(Records from a data source)
____
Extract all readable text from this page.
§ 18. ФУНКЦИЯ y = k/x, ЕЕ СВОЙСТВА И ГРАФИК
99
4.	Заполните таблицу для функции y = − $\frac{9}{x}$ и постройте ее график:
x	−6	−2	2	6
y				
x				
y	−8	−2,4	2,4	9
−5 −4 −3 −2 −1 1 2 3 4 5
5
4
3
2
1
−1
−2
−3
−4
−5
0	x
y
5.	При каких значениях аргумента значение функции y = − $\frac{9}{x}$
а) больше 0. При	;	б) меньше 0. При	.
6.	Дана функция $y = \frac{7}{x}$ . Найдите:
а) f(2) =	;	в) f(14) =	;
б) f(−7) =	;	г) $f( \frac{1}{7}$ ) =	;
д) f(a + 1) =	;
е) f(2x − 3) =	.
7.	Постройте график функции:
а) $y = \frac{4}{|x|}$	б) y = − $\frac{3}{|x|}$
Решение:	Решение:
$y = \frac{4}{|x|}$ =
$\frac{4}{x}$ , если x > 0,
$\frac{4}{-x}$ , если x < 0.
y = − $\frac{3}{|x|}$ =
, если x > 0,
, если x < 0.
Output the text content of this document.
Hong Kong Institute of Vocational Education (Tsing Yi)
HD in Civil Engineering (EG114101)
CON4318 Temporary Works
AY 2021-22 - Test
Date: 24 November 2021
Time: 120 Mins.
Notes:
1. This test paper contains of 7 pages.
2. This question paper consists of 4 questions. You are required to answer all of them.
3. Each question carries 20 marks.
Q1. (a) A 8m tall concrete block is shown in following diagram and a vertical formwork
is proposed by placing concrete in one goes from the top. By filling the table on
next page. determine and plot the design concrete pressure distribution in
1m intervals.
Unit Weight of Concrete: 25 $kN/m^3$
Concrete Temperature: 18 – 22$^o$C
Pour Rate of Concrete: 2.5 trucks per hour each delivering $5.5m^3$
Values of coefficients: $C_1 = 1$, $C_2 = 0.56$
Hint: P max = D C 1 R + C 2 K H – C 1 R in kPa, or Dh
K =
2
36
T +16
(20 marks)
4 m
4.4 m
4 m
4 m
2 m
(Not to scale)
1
____
→ Exercise description
Transcribe all the entries, keeping each one exactly as it is.

→ The answer
Extract all readable text from this page.
§ 18. ФУНКЦИЯ y = k/x, ЕЕ СВОЙСТВА И ГРАФИК
99
4.	Заполните таблицу для функции y = − $\frac{9}{x}$ и постройте ее график:
x	−6	−2	2	6
y				
x				
y	−8	−2,4	2,4	9
−5 −4 −3 −2 −1 1 2 3 4 5
5
4
3
2
1
−1
−2
−3
−4
−5
0	x
y
5.	При каких значениях аргумента значение функции y = − $\frac{9}{x}$
а) больше 0. При	;	б) меньше 0. При	.
6.	Дана функция $y = \frac{7}{x}$ . Найдите:
а) f(2) =	;	в) f(14) =	;
б) f(−7) =	;	г) $f( \frac{1}{7}$ ) =	;
д) f(a + 1) =	;
е) f(2x − 3) =	.
7.	Постройте график функции:
а) $y = \frac{4}{|x|}$	б) y = − $\frac{3}{|x|}$
Решение:	Решение:
$y = \frac{4}{|x|}$ =
$\frac{4}{x}$ , если x > 0,
$\frac{4}{-x}$ , если x < 0.
y = − $\frac{3}{|x|}$ =
, если x > 0,
, если x < 0.
Output the text content of this document.
Hong Kong Institute of Vocational Education (Tsing Yi)
HD in Civil Engineering (EG114101)
CON4318 Temporary Works
AY 2021-22 - Test
Date: 24 November 2021
Time: 120 Mins.
Notes:
1. This test paper contains of 7 pages.
2. This question paper consists of 4 questions. You are required to answer all of them.
3. Each question carries 20 marks.
Q1. (a) A 8m tall concrete block is shown in following diagram and a vertical formwork
is proposed by placing concrete in one goes from the top. By filling the table on
next page. determine and plot the design concrete pressure distribution in
1m intervals.
Unit Weight of Concrete: 25 $kN/m^3$
Concrete Temperature: 18 – 22$^o$C
Pour Rate of Concrete: 2.5 trucks per hour each delivering $5.5m^3$
Values of coefficients: $C_1 = 1$, $C_2 = 0.56$
Hint: P max = D C 1 R + C 2 K H – C 1 R in kPa, or Dh
K =
2
36
T +16
(20 marks)
4 m
4.4 m
4 m
4 m
2 m
(Not to scale)
1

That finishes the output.